→ SHORT PROBLEM:
Reproduce the records below in full and exactly, without their images.

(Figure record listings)
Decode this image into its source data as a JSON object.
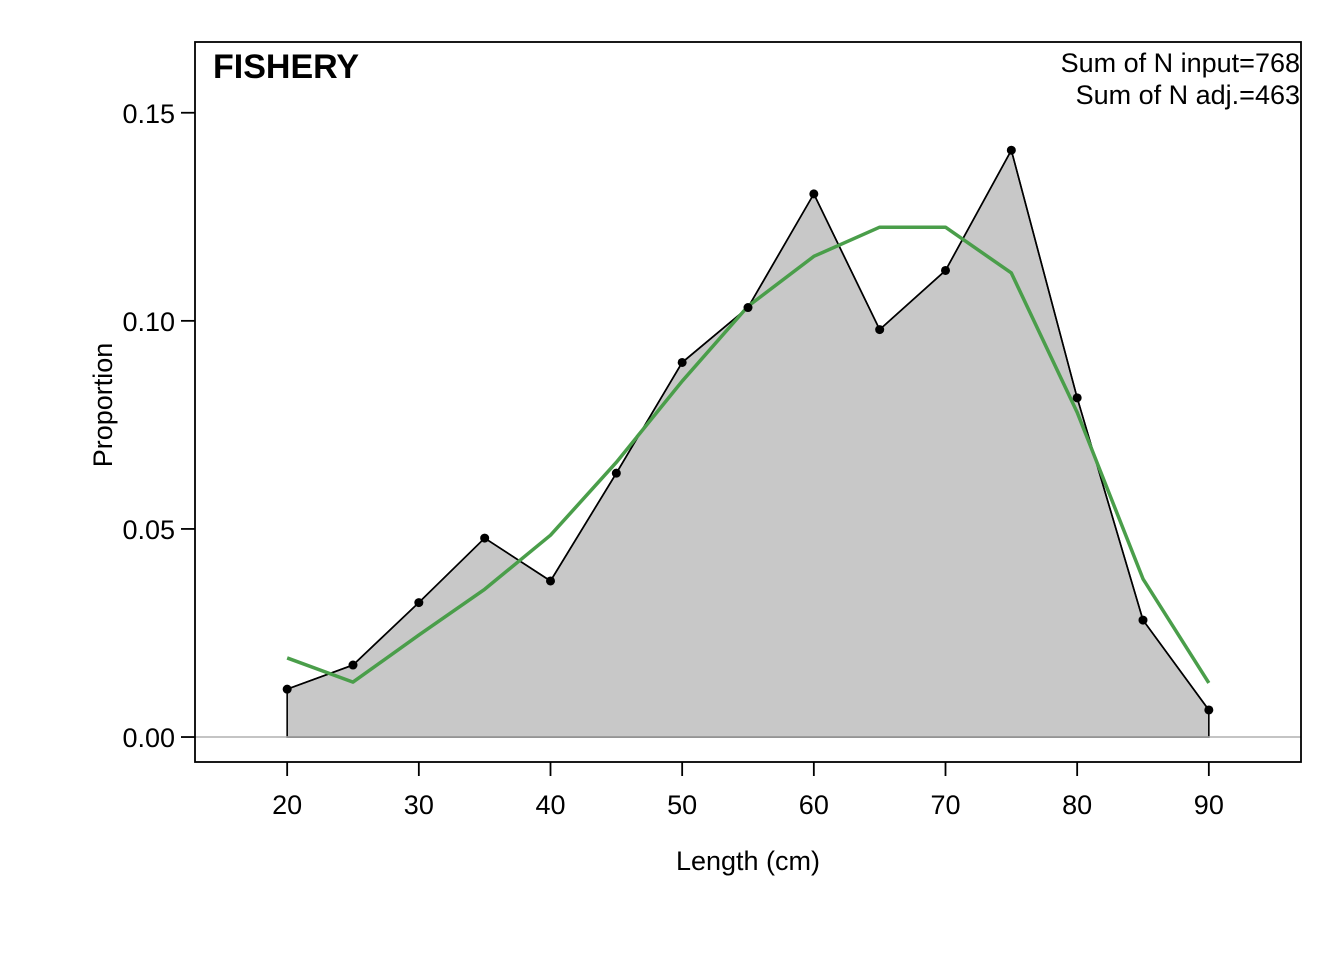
{
  "chart_data": {
    "type": "area",
    "title": "FISHERY",
    "xlabel": "Length (cm)",
    "ylabel": "Proportion",
    "xlim": [
      13,
      97
    ],
    "ylim": [
      -0.006,
      0.167
    ],
    "x_ticks": [
      20,
      30,
      40,
      50,
      60,
      70,
      80,
      90
    ],
    "y_ticks": [
      0.0,
      0.05,
      0.1,
      0.15
    ],
    "y_tick_labels": [
      "0.00",
      "0.05",
      "0.10",
      "0.15"
    ],
    "annotations": [
      "Sum of N input=768",
      "Sum of N adj.=463"
    ],
    "grid": false,
    "series": [
      {
        "kind": "observed",
        "x": [
          20,
          25,
          30,
          35,
          40,
          45,
          50,
          55,
          60,
          65,
          70,
          75,
          80,
          85,
          90
        ],
        "values": [
          0.0115,
          0.0173,
          0.0323,
          0.0478,
          0.0375,
          0.0634,
          0.09,
          0.1032,
          0.1305,
          0.0979,
          0.1121,
          0.141,
          0.0815,
          0.0281,
          0.0065
        ]
      },
      {
        "kind": "expected",
        "x": [
          20,
          25,
          30,
          35,
          40,
          45,
          50,
          55,
          60,
          65,
          70,
          75,
          80,
          85,
          90
        ],
        "values": [
          0.019,
          0.0132,
          0.0245,
          0.0355,
          0.0485,
          0.066,
          0.0855,
          0.1035,
          0.1155,
          0.1225,
          0.1225,
          0.1115,
          0.078,
          0.038,
          0.013
        ]
      }
    ],
    "colors": {
      "fill": "#c8c8c8",
      "observed_line": "#000000",
      "expected_line": "#4a9e4a",
      "zero_line": "#b0b0b0"
    }
  }
}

→ SOLUTION:
Decode this image into its source data as a JSON object.
{
  "chart_data": {
    "type": "area",
    "title": "FISHERY",
    "xlabel": "Length (cm)",
    "ylabel": "Proportion",
    "xlim": [
      13,
      97
    ],
    "ylim": [
      -0.006,
      0.167
    ],
    "x_ticks": [
      20,
      30,
      40,
      50,
      60,
      70,
      80,
      90
    ],
    "y_ticks": [
      0.0,
      0.05,
      0.1,
      0.15
    ],
    "y_tick_labels": [
      "0.00",
      "0.05",
      "0.10",
      "0.15"
    ],
    "annotations": [
      "Sum of N input=768",
      "Sum of N adj.=463"
    ],
    "grid": false,
    "series": [
      {
        "kind": "observed",
        "x": [
          20,
          25,
          30,
          35,
          40,
          45,
          50,
          55,
          60,
          65,
          70,
          75,
          80,
          85,
          90
        ],
        "values": [
          0.0115,
          0.0173,
          0.0323,
          0.0478,
          0.0375,
          0.0634,
          0.09,
          0.1032,
          0.1305,
          0.0979,
          0.1121,
          0.141,
          0.0815,
          0.0281,
          0.0065
        ]
      },
      {
        "kind": "expected",
        "x": [
          20,
          25,
          30,
          35,
          40,
          45,
          50,
          55,
          60,
          65,
          70,
          75,
          80,
          85,
          90
        ],
        "values": [
          0.019,
          0.0132,
          0.0245,
          0.0355,
          0.0485,
          0.066,
          0.0855,
          0.1035,
          0.1155,
          0.1225,
          0.1225,
          0.1115,
          0.078,
          0.038,
          0.013
        ]
      }
    ],
    "colors": {
      "fill": "#c8c8c8",
      "observed_line": "#000000",
      "expected_line": "#4a9e4a",
      "zero_line": "#b0b0b0"
    }
  }
}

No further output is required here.